[Entries with figure data]
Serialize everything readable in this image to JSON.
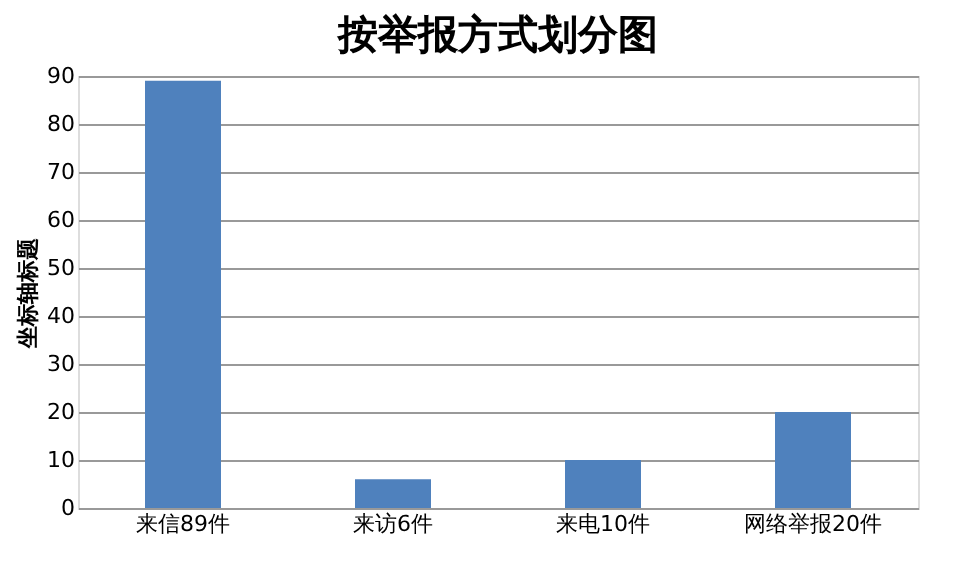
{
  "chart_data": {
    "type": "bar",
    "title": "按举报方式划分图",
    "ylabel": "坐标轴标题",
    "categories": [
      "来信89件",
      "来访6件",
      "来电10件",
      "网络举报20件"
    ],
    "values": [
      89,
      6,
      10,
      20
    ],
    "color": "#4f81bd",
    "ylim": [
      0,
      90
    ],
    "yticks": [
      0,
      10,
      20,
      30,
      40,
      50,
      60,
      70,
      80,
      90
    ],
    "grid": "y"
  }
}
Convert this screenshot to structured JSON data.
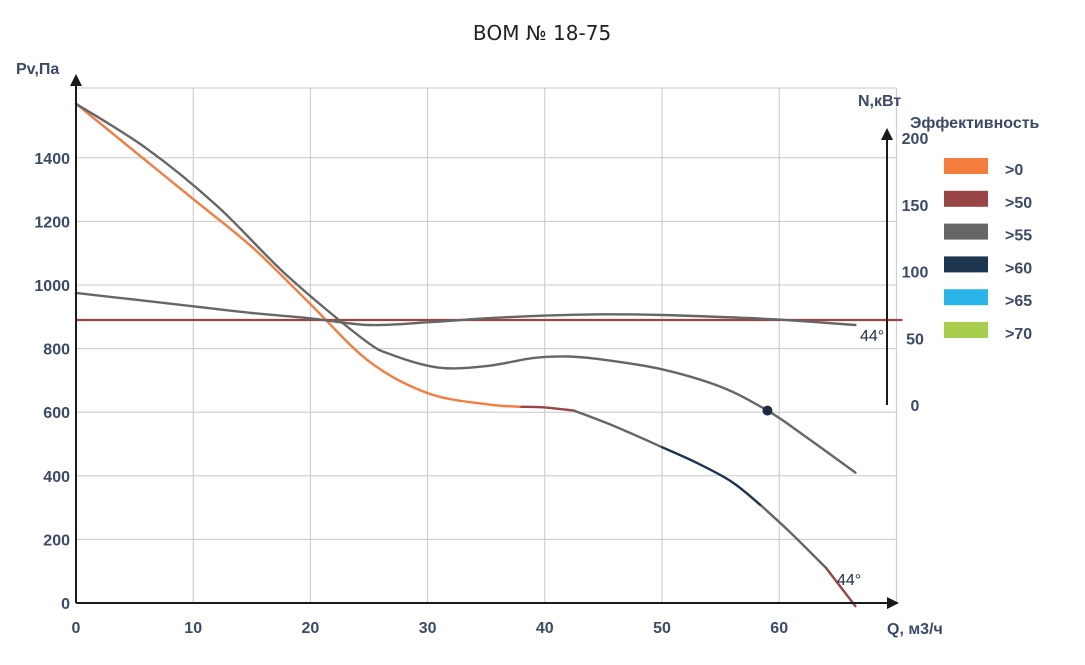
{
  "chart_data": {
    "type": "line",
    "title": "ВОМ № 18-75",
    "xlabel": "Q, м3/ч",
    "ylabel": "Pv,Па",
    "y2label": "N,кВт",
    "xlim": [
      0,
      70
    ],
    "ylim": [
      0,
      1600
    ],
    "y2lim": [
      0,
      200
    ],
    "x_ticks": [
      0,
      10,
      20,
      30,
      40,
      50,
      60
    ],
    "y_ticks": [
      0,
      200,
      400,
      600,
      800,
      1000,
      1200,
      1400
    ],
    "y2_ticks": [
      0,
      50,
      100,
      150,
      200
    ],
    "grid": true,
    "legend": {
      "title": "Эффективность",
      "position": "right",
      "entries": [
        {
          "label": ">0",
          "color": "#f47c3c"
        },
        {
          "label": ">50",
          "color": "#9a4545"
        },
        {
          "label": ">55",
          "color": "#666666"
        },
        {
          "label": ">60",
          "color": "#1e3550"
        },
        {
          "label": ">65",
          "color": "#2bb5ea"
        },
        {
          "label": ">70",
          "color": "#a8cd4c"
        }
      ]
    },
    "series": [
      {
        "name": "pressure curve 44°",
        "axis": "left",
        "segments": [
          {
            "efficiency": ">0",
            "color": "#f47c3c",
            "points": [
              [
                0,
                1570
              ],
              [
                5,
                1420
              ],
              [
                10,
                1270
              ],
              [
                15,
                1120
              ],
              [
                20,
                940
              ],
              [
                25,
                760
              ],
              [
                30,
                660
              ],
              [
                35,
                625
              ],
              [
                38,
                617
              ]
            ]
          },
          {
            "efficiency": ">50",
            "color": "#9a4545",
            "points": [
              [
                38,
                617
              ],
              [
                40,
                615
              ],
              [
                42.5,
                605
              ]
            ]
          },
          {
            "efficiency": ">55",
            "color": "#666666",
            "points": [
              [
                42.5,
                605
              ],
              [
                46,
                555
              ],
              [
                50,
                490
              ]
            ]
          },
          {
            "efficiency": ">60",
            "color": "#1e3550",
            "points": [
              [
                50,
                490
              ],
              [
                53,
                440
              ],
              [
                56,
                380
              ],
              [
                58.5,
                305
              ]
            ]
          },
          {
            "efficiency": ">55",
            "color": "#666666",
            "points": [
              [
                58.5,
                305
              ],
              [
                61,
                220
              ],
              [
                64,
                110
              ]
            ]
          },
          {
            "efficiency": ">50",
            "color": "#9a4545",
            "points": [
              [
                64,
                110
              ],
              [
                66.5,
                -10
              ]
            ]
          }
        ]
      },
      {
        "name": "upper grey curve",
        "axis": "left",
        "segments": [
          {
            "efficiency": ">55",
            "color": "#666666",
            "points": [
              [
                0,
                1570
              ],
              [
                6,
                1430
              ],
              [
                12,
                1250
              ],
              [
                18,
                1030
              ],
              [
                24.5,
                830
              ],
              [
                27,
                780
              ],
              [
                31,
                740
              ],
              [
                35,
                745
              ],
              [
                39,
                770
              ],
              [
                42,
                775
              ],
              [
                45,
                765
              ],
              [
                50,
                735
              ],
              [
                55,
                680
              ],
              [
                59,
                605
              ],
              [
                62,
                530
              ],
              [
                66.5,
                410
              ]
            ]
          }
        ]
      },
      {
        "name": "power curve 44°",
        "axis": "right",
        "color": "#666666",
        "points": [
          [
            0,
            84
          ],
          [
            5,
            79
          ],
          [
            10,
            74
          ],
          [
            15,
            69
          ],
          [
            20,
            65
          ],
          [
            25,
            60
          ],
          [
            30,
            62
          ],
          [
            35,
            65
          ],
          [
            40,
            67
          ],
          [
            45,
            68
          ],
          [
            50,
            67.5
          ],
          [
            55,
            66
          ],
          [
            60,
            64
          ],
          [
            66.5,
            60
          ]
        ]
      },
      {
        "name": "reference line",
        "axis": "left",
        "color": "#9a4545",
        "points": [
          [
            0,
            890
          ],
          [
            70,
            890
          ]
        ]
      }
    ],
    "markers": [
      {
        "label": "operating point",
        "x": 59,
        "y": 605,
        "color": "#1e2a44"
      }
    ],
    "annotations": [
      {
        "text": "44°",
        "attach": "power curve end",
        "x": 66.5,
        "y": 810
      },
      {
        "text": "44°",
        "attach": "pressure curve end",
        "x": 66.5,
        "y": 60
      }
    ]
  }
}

*Given task:* Exclude the images, then output the data above word for word.

*Output of the task:*
Serialize everything readable in this image to JSON.
{
  "chart_data": {
    "type": "bar",
    "title": "按举报方式划分图",
    "ylabel": "坐标轴标题",
    "categories": [
      "来信89件",
      "来访6件",
      "来电10件",
      "网络举报20件"
    ],
    "values": [
      89,
      6,
      10,
      20
    ],
    "color": "#4f81bd",
    "ylim": [
      0,
      90
    ],
    "yticks": [
      0,
      10,
      20,
      30,
      40,
      50,
      60,
      70,
      80,
      90
    ],
    "grid": "y"
  }
}
Convert this screenshot to structured JSON data.
{
  "chart_data": {
    "type": "line",
    "title": "ВОМ № 18-75",
    "xlabel": "Q, м3/ч",
    "ylabel": "Pv,Па",
    "y2label": "N,кВт",
    "xlim": [
      0,
      70
    ],
    "ylim": [
      0,
      1600
    ],
    "y2lim": [
      0,
      200
    ],
    "x_ticks": [
      0,
      10,
      20,
      30,
      40,
      50,
      60
    ],
    "y_ticks": [
      0,
      200,
      400,
      600,
      800,
      1000,
      1200,
      1400
    ],
    "y2_ticks": [
      0,
      50,
      100,
      150,
      200
    ],
    "grid": true,
    "legend": {
      "title": "Эффективность",
      "position": "right",
      "entries": [
        {
          "label": ">0",
          "color": "#f47c3c"
        },
        {
          "label": ">50",
          "color": "#9a4545"
        },
        {
          "label": ">55",
          "color": "#666666"
        },
        {
          "label": ">60",
          "color": "#1e3550"
        },
        {
          "label": ">65",
          "color": "#2bb5ea"
        },
        {
          "label": ">70",
          "color": "#a8cd4c"
        }
      ]
    },
    "series": [
      {
        "name": "pressure curve 44°",
        "axis": "left",
        "segments": [
          {
            "efficiency": ">0",
            "color": "#f47c3c",
            "points": [
              [
                0,
                1570
              ],
              [
                5,
                1420
              ],
              [
                10,
                1270
              ],
              [
                15,
                1120
              ],
              [
                20,
                940
              ],
              [
                25,
                760
              ],
              [
                30,
                660
              ],
              [
                35,
                625
              ],
              [
                38,
                617
              ]
            ]
          },
          {
            "efficiency": ">50",
            "color": "#9a4545",
            "points": [
              [
                38,
                617
              ],
              [
                40,
                615
              ],
              [
                42.5,
                605
              ]
            ]
          },
          {
            "efficiency": ">55",
            "color": "#666666",
            "points": [
              [
                42.5,
                605
              ],
              [
                46,
                555
              ],
              [
                50,
                490
              ]
            ]
          },
          {
            "efficiency": ">60",
            "color": "#1e3550",
            "points": [
              [
                50,
                490
              ],
              [
                53,
                440
              ],
              [
                56,
                380
              ],
              [
                58.5,
                305
              ]
            ]
          },
          {
            "efficiency": ">55",
            "color": "#666666",
            "points": [
              [
                58.5,
                305
              ],
              [
                61,
                220
              ],
              [
                64,
                110
              ]
            ]
          },
          {
            "efficiency": ">50",
            "color": "#9a4545",
            "points": [
              [
                64,
                110
              ],
              [
                66.5,
                -10
              ]
            ]
          }
        ]
      },
      {
        "name": "upper grey curve",
        "axis": "left",
        "segments": [
          {
            "efficiency": ">55",
            "color": "#666666",
            "points": [
              [
                0,
                1570
              ],
              [
                6,
                1430
              ],
              [
                12,
                1250
              ],
              [
                18,
                1030
              ],
              [
                24.5,
                830
              ],
              [
                27,
                780
              ],
              [
                31,
                740
              ],
              [
                35,
                745
              ],
              [
                39,
                770
              ],
              [
                42,
                775
              ],
              [
                45,
                765
              ],
              [
                50,
                735
              ],
              [
                55,
                680
              ],
              [
                59,
                605
              ],
              [
                62,
                530
              ],
              [
                66.5,
                410
              ]
            ]
          }
        ]
      },
      {
        "name": "power curve 44°",
        "axis": "right",
        "color": "#666666",
        "points": [
          [
            0,
            84
          ],
          [
            5,
            79
          ],
          [
            10,
            74
          ],
          [
            15,
            69
          ],
          [
            20,
            65
          ],
          [
            25,
            60
          ],
          [
            30,
            62
          ],
          [
            35,
            65
          ],
          [
            40,
            67
          ],
          [
            45,
            68
          ],
          [
            50,
            67.5
          ],
          [
            55,
            66
          ],
          [
            60,
            64
          ],
          [
            66.5,
            60
          ]
        ]
      },
      {
        "name": "reference line",
        "axis": "left",
        "color": "#9a4545",
        "points": [
          [
            0,
            890
          ],
          [
            70,
            890
          ]
        ]
      }
    ],
    "markers": [
      {
        "label": "operating point",
        "x": 59,
        "y": 605,
        "color": "#1e2a44"
      }
    ],
    "annotations": [
      {
        "text": "44°",
        "attach": "power curve end",
        "x": 66.5,
        "y": 810
      },
      {
        "text": "44°",
        "attach": "pressure curve end",
        "x": 66.5,
        "y": 60
      }
    ]
  }
}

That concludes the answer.